■ Given exercise ■
Please copy each of the rows below word for word, leaving out the pictures.

..............................

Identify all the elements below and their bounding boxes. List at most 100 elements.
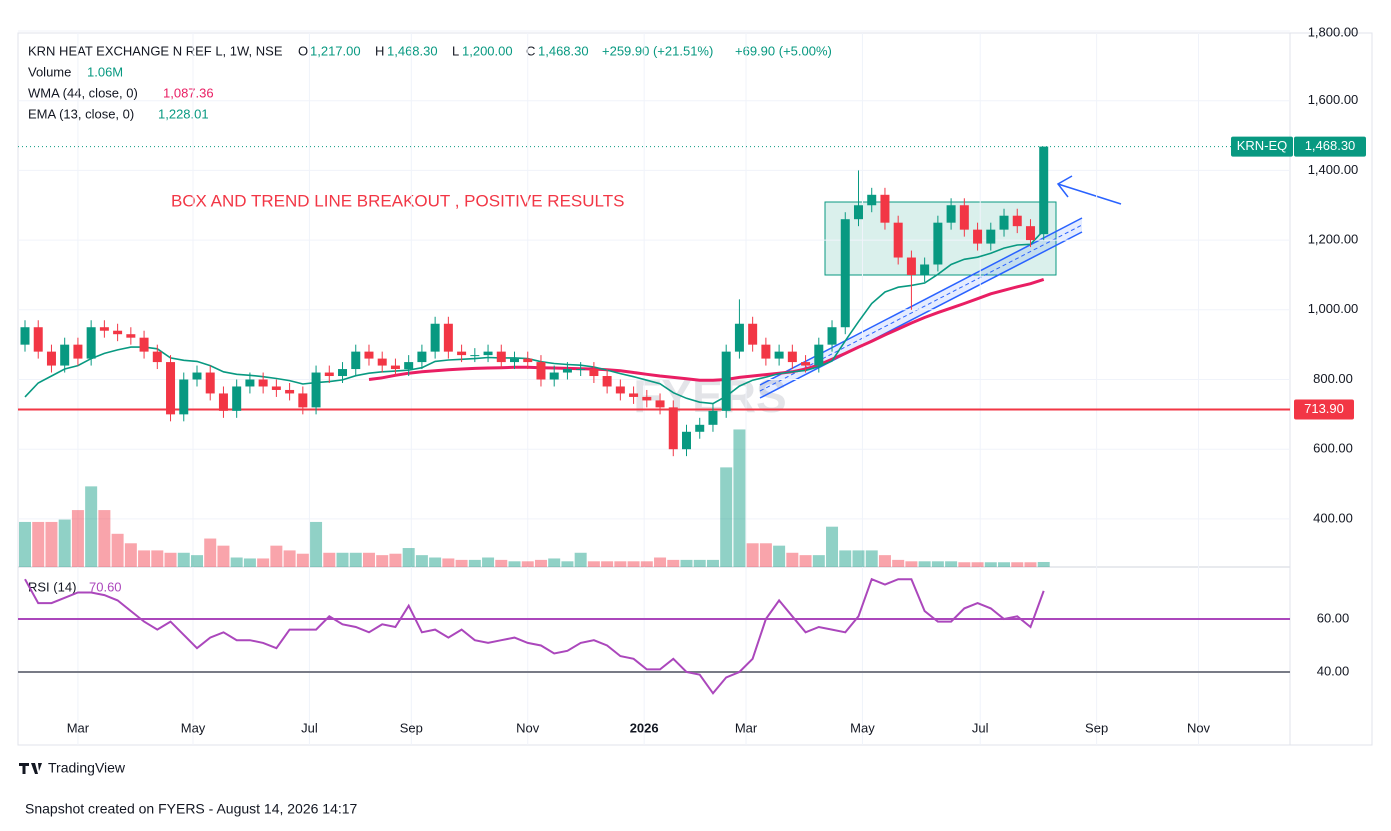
annotation: BOX AND TREND LINE BREAKOUT , POSITIVE R… [171,191,624,210]
volume-bar [376,555,389,567]
volume-bar [720,467,733,567]
volume-bar [839,550,852,567]
volume-bar [336,552,349,567]
candle-body [179,379,189,415]
volume-bar [98,510,111,567]
candle-body [1012,215,1022,227]
volume-bar [402,548,415,567]
legend-rsi-value: 70.60 [89,579,122,594]
candle-body [33,327,43,352]
x-tick-label: Jul [301,720,318,735]
frame [17,32,1373,746]
volume-bar [442,558,455,567]
candle-body [205,372,215,394]
candle-body [86,327,96,359]
ohlc-key: O [298,43,308,58]
last-price-box [1294,136,1366,157]
candle-body [298,393,308,408]
arrow-head [1056,175,1073,198]
candle-body [933,222,943,265]
candle-body [774,351,784,359]
x-tick-label: Jul [972,720,989,735]
legend-wma-value: 1,087.36 [163,85,214,100]
candle-body [536,362,546,380]
y-tick-label: 1,400.00 [1308,162,1359,177]
volume-bar [138,550,151,567]
candle-body [152,351,162,363]
candle-body [60,344,70,366]
volume-bar [561,561,574,567]
volume-bar [865,550,878,567]
candle-body [73,344,83,359]
ohlc-value: 1,217.00 [310,43,361,58]
volume-bar [654,557,667,567]
volume-bar [786,552,799,567]
candle-body [192,372,202,380]
candle-body [258,379,268,387]
volume-bar [693,559,706,567]
candle-body [218,393,228,411]
volume-bar [878,555,891,567]
candle-body [470,355,480,357]
candle-body [695,424,705,432]
volume-bar [984,562,997,567]
candle-body [761,344,771,359]
legend-rsi: RSI (14) [28,579,76,594]
volume-bar [587,561,600,567]
volume-bar [1011,562,1024,567]
volume-bar [71,510,84,567]
volume-bar [746,543,759,567]
y-tick-label: 1,200.00 [1308,232,1359,247]
logo-mark [19,763,42,774]
candle-body [364,351,374,359]
candle-body [615,386,625,394]
volume-bar [706,559,719,567]
candle-body [285,389,295,394]
candle-body [814,344,824,366]
ohlc-key: H [375,43,384,58]
hline-label-box [1294,399,1354,420]
volume-bar [243,558,256,567]
candle-body [271,386,281,390]
legend-ema: EMA (13, close, 0) [28,106,134,121]
volume-bar [389,553,402,567]
trend-mid-line [759,224,1083,392]
brand: TradingView [48,760,126,776]
y-tick-label: 1,800.00 [1308,24,1359,39]
candle-body [523,358,533,363]
change: +259.90 (+21.51%) [602,43,713,58]
volume-bar [217,545,230,567]
volume-bar [826,526,839,567]
candle-body [496,351,506,363]
y-tick-label: 800.00 [1313,371,1353,386]
volume-bar [548,558,561,567]
x-tick-label: Sep [1085,720,1108,735]
volume-bar [945,561,958,567]
trend-line [759,231,1083,399]
volume-bar [164,552,177,567]
volume-bar [574,552,587,567]
trend-line [759,217,1083,386]
y-tick-label: 600.00 [1313,441,1353,456]
volume-bar [124,543,137,567]
volume-bar [733,429,746,567]
volume-bar [759,543,772,567]
ohlc-value: 1,468.30 [387,43,438,58]
candle-body [562,369,572,373]
candle-body [46,351,56,366]
candle-body [853,205,863,220]
drawings [759,175,1122,399]
candle-body [311,372,321,408]
volume-bar [614,561,627,567]
volume-bar [627,561,640,567]
candle-body [668,407,678,450]
arrow [1057,183,1122,205]
x-tick-label: Nov [516,720,540,735]
volume-bar [1024,562,1037,567]
candle-body [655,400,665,408]
volume-bar [852,550,865,567]
candle-body [986,229,996,244]
change2: +69.90 (+5.00%) [735,43,832,58]
candle-body [457,351,467,356]
rsi-tick-label: 40.00 [1317,663,1350,678]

..............................

■ Result ■
Identify all the elements below and their bounding boxes. List at most 100 elements.
annotation: BOX AND TREND LINE BREAKOUT , POSITIVE R… [171,191,624,210]
volume-bar [376,555,389,567]
volume-bar [720,467,733,567]
volume-bar [839,550,852,567]
volume-bar [336,552,349,567]
candle-body [179,379,189,415]
volume-bar [98,510,111,567]
candle-body [1012,215,1022,227]
volume-bar [402,548,415,567]
legend-rsi-value: 70.60 [89,579,122,594]
candle-body [33,327,43,352]
x-tick-label: Jul [301,720,318,735]
frame [17,32,1373,746]
volume-bar [442,558,455,567]
candle-body [205,372,215,394]
candle-body [86,327,96,359]
ohlc-key: O [298,43,308,58]
last-price-box [1294,136,1366,157]
candle-body [298,393,308,408]
arrow-head [1056,175,1073,198]
candle-body [933,222,943,265]
candle-body [774,351,784,359]
x-tick-label: Jul [972,720,989,735]
legend-wma-value: 1,087.36 [163,85,214,100]
candle-body [536,362,546,380]
y-tick-label: 1,400.00 [1308,162,1359,177]
volume-bar [138,550,151,567]
candle-body [152,351,162,363]
candle-body [60,344,70,366]
volume-bar [561,561,574,567]
volume-bar [865,550,878,567]
candle-body [73,344,83,359]
ohlc-value: 1,217.00 [310,43,361,58]
volume-bar [654,557,667,567]
volume-bar [786,552,799,567]
candle-body [192,372,202,380]
candle-body [258,379,268,387]
volume-bar [693,559,706,567]
candle-body [218,393,228,411]
volume-bar [878,555,891,567]
candle-body [470,355,480,357]
candle-body [695,424,705,432]
volume-bar [984,562,997,567]
candle-body [761,344,771,359]
legend-rsi: RSI (14) [28,579,76,594]
volume-bar [587,561,600,567]
volume-bar [1011,562,1024,567]
volume-bar [71,510,84,567]
volume-bar [746,543,759,567]
y-tick-label: 1,200.00 [1308,232,1359,247]
logo-mark [19,763,42,774]
candle-body [364,351,374,359]
candle-body [615,386,625,394]
volume-bar [706,559,719,567]
candle-body [285,389,295,394]
candle-body [814,344,824,366]
ohlc-key: H [375,43,384,58]
hline-label-box [1294,399,1354,420]
volume-bar [243,558,256,567]
candle-body [271,386,281,390]
legend-ema: EMA (13, close, 0) [28,106,134,121]
volume-bar [389,553,402,567]
trend-mid-line [759,224,1083,392]
brand: TradingView [48,760,126,776]
y-tick-label: 1,800.00 [1308,24,1359,39]
candle-body [523,358,533,363]
change: +259.90 (+21.51%) [602,43,713,58]
volume-bar [217,545,230,567]
volume-bar [826,526,839,567]
candle-body [496,351,506,363]
y-tick-label: 800.00 [1313,371,1353,386]
volume-bar [548,558,561,567]
x-tick-label: Sep [1085,720,1108,735]
volume-bar [945,561,958,567]
trend-line [759,231,1083,399]
volume-bar [164,552,177,567]
volume-bar [574,552,587,567]
trend-line [759,217,1083,386]
y-tick-label: 600.00 [1313,441,1353,456]
volume-bar [124,543,137,567]
volume-bar [733,429,746,567]
volume-bar [759,543,772,567]
ohlc-value: 1,468.30 [387,43,438,58]
candle-body [562,369,572,373]
candle-body [46,351,56,366]
candle-body [853,205,863,220]
drawings [759,175,1122,399]
candle-body [311,372,321,408]
volume-bar [614,561,627,567]
volume-bar [627,561,640,567]
candle-body [668,407,678,450]
arrow [1057,183,1122,205]
x-tick-label: Nov [516,720,540,735]
volume-bar [1024,562,1037,567]
candle-body [655,400,665,408]
volume-bar [852,550,865,567]
candle-body [986,229,996,244]
change2: +69.90 (+5.00%) [735,43,832,58]
candle-body [457,351,467,356]
rsi-tick-label: 40.00 [1317,663,1350,678]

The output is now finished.